WHAT TO WORK ON:
What follows is a set of entries. Repeat them exactly, but not their pictures.

========================

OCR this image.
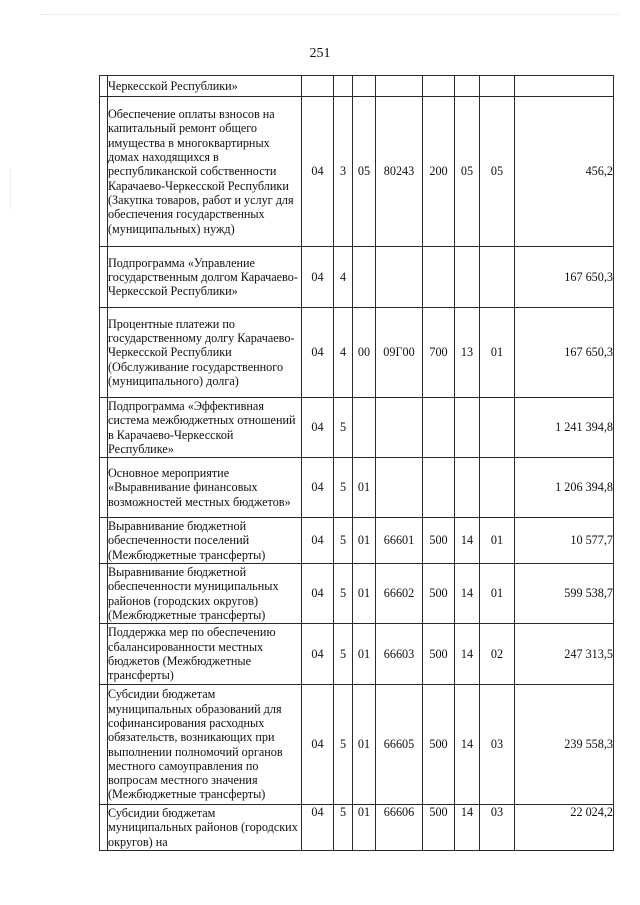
251
	Черкесской Республики»								
	Обеспечение оплаты взносов на капитальный ремонт общего имущества в многоквартирных домах находящихся в республиканской собственности Карачаево-Черкесской Республики (Закупка товаров, работ и услуг для обеспечения государственных (муниципальных) нужд)	04	3	05	80243	200	05	05	456,2
	Подпрограмма «Управление государственным долгом Карачаево-Черкесской Республики»	04	4						167 650,3
	Процентные платежи по государственному долгу Карачаево-Черкесской Республики (Обслуживание государственного (муниципального) долга)	04	4	00	09Г00	700	13	01	167 650,3
	Подпрограмма «Эффективная система межбюджетных отношений в Карачаево-Черкесской Республике»	04	5						1 241 394,8
	Основное мероприятие «Выравнивание финансовых возможностей местных бюджетов»	04	5	01					1 206 394,8
	Выравнивание бюджетной обеспеченности поселений (Межбюджетные трансферты)	04	5	01	66601	500	14	01	10 577,7
	Выравнивание бюджетной обеспеченности муниципальных районов (городских округов) (Межбюджетные трансферты)	04	5	01	66602	500	14	01	599 538,7
	Поддержка мер по обеспечению сбалансированности местных бюджетов (Межбюджетные трансферты)	04	5	01	66603	500	14	02	247 313,5
	Субсидии бюджетам муниципальных образований для софинансирования расходных обязательств, возникающих при выполнении полномочий органов местного самоуправления по вопросам местного значения (Межбюджетные трансферты)	04	5	01	66605	500	14	03	239 558,3
	Субсидии бюджетам муниципальных районов (городских округов) на	04	5	01	66606	500	14	03	22 024,2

========================

EXPECTED OUTPUT:
OCR this image.
251
	Черкесской Республики»								
	Обеспечение оплаты взносов на капитальный ремонт общего имущества в многоквартирных домах находящихся в республиканской собственности Карачаево-Черкесской Республики (Закупка товаров, работ и услуг для обеспечения государственных (муниципальных) нужд)	04	3	05	80243	200	05	05	456,2
	Подпрограмма «Управление государственным долгом Карачаево-Черкесской Республики»	04	4						167 650,3
	Процентные платежи по государственному долгу Карачаево-Черкесской Республики (Обслуживание государственного (муниципального) долга)	04	4	00	09Г00	700	13	01	167 650,3
	Подпрограмма «Эффективная система межбюджетных отношений в Карачаево-Черкесской Республике»	04	5						1 241 394,8
	Основное мероприятие «Выравнивание финансовых возможностей местных бюджетов»	04	5	01					1 206 394,8
	Выравнивание бюджетной обеспеченности поселений (Межбюджетные трансферты)	04	5	01	66601	500	14	01	10 577,7
	Выравнивание бюджетной обеспеченности муниципальных районов (городских округов) (Межбюджетные трансферты)	04	5	01	66602	500	14	01	599 538,7
	Поддержка мер по обеспечению сбалансированности местных бюджетов (Межбюджетные трансферты)	04	5	01	66603	500	14	02	247 313,5
	Субсидии бюджетам муниципальных образований для софинансирования расходных обязательств, возникающих при выполнении полномочий органов местного самоуправления по вопросам местного значения (Межбюджетные трансферты)	04	5	01	66605	500	14	03	239 558,3
	Субсидии бюджетам муниципальных районов (городских округов) на	04	5	01	66606	500	14	03	22 024,2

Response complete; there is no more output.